> _PROBLEM TO SOLVE_
Only a number is wanted: how many lines in these records contain the word "this"?

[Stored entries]
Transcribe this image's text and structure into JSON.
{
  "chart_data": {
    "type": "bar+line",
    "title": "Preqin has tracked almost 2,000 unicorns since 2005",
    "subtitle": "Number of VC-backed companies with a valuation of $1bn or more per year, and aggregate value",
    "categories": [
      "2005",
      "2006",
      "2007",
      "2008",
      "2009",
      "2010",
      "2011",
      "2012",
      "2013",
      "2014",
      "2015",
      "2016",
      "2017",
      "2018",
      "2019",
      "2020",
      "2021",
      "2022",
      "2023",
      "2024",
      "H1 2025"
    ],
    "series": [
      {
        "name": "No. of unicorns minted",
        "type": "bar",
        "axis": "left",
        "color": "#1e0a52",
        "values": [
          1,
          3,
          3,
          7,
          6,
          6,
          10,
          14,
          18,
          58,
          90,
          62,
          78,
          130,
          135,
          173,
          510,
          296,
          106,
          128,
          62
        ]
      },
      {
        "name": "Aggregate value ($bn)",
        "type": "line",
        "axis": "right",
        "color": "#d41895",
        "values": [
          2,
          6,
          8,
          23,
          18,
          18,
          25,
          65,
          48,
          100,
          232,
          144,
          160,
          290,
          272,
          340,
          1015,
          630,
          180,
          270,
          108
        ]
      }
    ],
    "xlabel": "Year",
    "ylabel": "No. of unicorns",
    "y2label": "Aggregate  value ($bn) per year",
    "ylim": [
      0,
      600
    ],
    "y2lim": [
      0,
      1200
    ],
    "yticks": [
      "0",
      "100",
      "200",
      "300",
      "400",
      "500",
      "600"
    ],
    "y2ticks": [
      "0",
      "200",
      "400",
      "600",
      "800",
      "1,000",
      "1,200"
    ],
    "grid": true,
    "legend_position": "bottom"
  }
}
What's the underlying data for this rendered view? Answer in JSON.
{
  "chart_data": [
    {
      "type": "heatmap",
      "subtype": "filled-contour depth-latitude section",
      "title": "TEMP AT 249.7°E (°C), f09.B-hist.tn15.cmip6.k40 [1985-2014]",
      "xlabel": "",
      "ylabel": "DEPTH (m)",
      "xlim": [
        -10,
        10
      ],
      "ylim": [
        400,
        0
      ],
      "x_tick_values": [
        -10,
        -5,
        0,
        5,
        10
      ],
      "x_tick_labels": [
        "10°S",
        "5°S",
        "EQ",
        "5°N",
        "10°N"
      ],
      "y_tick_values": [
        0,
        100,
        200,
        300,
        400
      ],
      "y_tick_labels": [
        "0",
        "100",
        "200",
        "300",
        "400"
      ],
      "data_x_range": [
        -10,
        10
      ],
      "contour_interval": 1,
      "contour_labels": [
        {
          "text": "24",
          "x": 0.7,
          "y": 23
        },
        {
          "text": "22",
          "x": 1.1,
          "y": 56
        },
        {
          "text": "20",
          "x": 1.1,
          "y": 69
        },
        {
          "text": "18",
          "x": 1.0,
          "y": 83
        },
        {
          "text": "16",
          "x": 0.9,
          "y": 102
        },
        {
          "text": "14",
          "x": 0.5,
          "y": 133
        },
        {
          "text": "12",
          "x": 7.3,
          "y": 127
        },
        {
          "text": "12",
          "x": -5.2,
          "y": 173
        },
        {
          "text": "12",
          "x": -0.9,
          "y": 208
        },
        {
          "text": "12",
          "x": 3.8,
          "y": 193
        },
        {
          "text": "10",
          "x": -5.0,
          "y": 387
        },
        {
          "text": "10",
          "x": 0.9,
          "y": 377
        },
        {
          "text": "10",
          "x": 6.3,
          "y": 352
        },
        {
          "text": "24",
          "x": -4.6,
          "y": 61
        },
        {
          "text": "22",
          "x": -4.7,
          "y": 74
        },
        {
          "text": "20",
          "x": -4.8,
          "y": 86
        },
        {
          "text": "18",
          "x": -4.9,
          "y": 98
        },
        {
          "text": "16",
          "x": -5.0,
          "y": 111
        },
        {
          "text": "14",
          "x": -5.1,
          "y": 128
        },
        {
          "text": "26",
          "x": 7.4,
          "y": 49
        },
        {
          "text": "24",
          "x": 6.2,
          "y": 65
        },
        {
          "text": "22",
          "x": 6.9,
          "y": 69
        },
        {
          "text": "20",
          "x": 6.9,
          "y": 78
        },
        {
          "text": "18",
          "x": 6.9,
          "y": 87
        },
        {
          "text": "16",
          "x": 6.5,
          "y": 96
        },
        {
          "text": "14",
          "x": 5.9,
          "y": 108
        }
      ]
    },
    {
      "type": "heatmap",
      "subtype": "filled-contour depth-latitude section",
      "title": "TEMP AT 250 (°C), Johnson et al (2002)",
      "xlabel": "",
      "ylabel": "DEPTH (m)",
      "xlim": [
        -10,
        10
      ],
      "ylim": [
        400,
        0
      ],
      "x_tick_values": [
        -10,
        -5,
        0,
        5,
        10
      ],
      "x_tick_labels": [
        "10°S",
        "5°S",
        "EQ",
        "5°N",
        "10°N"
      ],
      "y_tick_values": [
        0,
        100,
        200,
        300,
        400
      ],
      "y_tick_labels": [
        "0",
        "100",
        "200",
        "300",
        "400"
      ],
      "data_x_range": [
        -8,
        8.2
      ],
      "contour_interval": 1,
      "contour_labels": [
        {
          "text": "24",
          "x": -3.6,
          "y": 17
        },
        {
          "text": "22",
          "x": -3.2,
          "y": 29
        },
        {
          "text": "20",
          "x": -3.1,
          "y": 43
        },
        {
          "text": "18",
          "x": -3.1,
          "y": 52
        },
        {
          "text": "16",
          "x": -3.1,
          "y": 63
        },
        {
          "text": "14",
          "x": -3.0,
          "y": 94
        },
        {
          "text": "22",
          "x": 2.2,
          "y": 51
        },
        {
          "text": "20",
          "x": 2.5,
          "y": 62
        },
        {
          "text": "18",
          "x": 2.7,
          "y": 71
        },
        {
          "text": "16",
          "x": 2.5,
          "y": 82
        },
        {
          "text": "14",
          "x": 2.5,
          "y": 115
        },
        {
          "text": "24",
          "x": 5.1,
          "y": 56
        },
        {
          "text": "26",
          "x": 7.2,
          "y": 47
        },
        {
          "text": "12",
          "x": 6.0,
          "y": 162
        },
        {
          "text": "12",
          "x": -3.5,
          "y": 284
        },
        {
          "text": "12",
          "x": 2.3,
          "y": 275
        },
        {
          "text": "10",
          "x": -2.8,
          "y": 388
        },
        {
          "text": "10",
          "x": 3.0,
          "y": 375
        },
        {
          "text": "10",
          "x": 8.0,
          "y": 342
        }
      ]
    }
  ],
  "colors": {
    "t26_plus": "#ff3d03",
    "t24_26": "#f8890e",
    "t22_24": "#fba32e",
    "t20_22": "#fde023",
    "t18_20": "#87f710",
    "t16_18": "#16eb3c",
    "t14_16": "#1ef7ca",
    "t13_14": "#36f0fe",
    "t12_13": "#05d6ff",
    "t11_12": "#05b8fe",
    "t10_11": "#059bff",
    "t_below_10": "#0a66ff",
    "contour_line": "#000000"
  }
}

> _ANSWER TO THE PROBLEM_
2